**EXERCISE TASK**
Return every line of the material exactly.

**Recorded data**

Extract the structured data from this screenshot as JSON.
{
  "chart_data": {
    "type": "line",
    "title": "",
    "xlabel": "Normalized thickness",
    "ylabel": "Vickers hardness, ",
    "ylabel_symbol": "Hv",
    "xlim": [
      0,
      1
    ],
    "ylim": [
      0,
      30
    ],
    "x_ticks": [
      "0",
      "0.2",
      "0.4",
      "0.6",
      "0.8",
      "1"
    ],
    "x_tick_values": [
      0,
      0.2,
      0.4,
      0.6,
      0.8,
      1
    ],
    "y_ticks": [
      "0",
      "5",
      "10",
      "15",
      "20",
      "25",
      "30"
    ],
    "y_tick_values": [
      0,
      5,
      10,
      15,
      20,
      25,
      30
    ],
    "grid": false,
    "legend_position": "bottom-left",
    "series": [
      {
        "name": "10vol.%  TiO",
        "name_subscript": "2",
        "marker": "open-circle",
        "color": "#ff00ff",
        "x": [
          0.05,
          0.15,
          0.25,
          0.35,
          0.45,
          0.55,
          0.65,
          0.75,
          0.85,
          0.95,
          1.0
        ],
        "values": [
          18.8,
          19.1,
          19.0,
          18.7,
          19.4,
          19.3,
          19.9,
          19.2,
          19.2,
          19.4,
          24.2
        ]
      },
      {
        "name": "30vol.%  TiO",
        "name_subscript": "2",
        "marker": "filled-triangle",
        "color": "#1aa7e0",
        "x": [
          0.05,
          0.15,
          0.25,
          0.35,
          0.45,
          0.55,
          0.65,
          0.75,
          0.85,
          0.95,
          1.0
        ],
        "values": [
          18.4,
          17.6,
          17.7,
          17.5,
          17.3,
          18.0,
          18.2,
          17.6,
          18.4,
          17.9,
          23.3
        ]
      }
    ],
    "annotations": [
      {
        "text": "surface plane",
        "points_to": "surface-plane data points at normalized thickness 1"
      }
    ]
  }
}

**RESULT**
Extract the structured data from this screenshot as JSON.
{
  "chart_data": {
    "type": "line",
    "title": "",
    "xlabel": "Normalized thickness",
    "ylabel": "Vickers hardness, ",
    "ylabel_symbol": "Hv",
    "xlim": [
      0,
      1
    ],
    "ylim": [
      0,
      30
    ],
    "x_ticks": [
      "0",
      "0.2",
      "0.4",
      "0.6",
      "0.8",
      "1"
    ],
    "x_tick_values": [
      0,
      0.2,
      0.4,
      0.6,
      0.8,
      1
    ],
    "y_ticks": [
      "0",
      "5",
      "10",
      "15",
      "20",
      "25",
      "30"
    ],
    "y_tick_values": [
      0,
      5,
      10,
      15,
      20,
      25,
      30
    ],
    "grid": false,
    "legend_position": "bottom-left",
    "series": [
      {
        "name": "10vol.%  TiO",
        "name_subscript": "2",
        "marker": "open-circle",
        "color": "#ff00ff",
        "x": [
          0.05,
          0.15,
          0.25,
          0.35,
          0.45,
          0.55,
          0.65,
          0.75,
          0.85,
          0.95,
          1.0
        ],
        "values": [
          18.8,
          19.1,
          19.0,
          18.7,
          19.4,
          19.3,
          19.9,
          19.2,
          19.2,
          19.4,
          24.2
        ]
      },
      {
        "name": "30vol.%  TiO",
        "name_subscript": "2",
        "marker": "filled-triangle",
        "color": "#1aa7e0",
        "x": [
          0.05,
          0.15,
          0.25,
          0.35,
          0.45,
          0.55,
          0.65,
          0.75,
          0.85,
          0.95,
          1.0
        ],
        "values": [
          18.4,
          17.6,
          17.7,
          17.5,
          17.3,
          18.0,
          18.2,
          17.6,
          18.4,
          17.9,
          23.3
        ]
      }
    ],
    "annotations": [
      {
        "text": "surface plane",
        "points_to": "surface-plane data points at normalized thickness 1"
      }
    ]
  }
}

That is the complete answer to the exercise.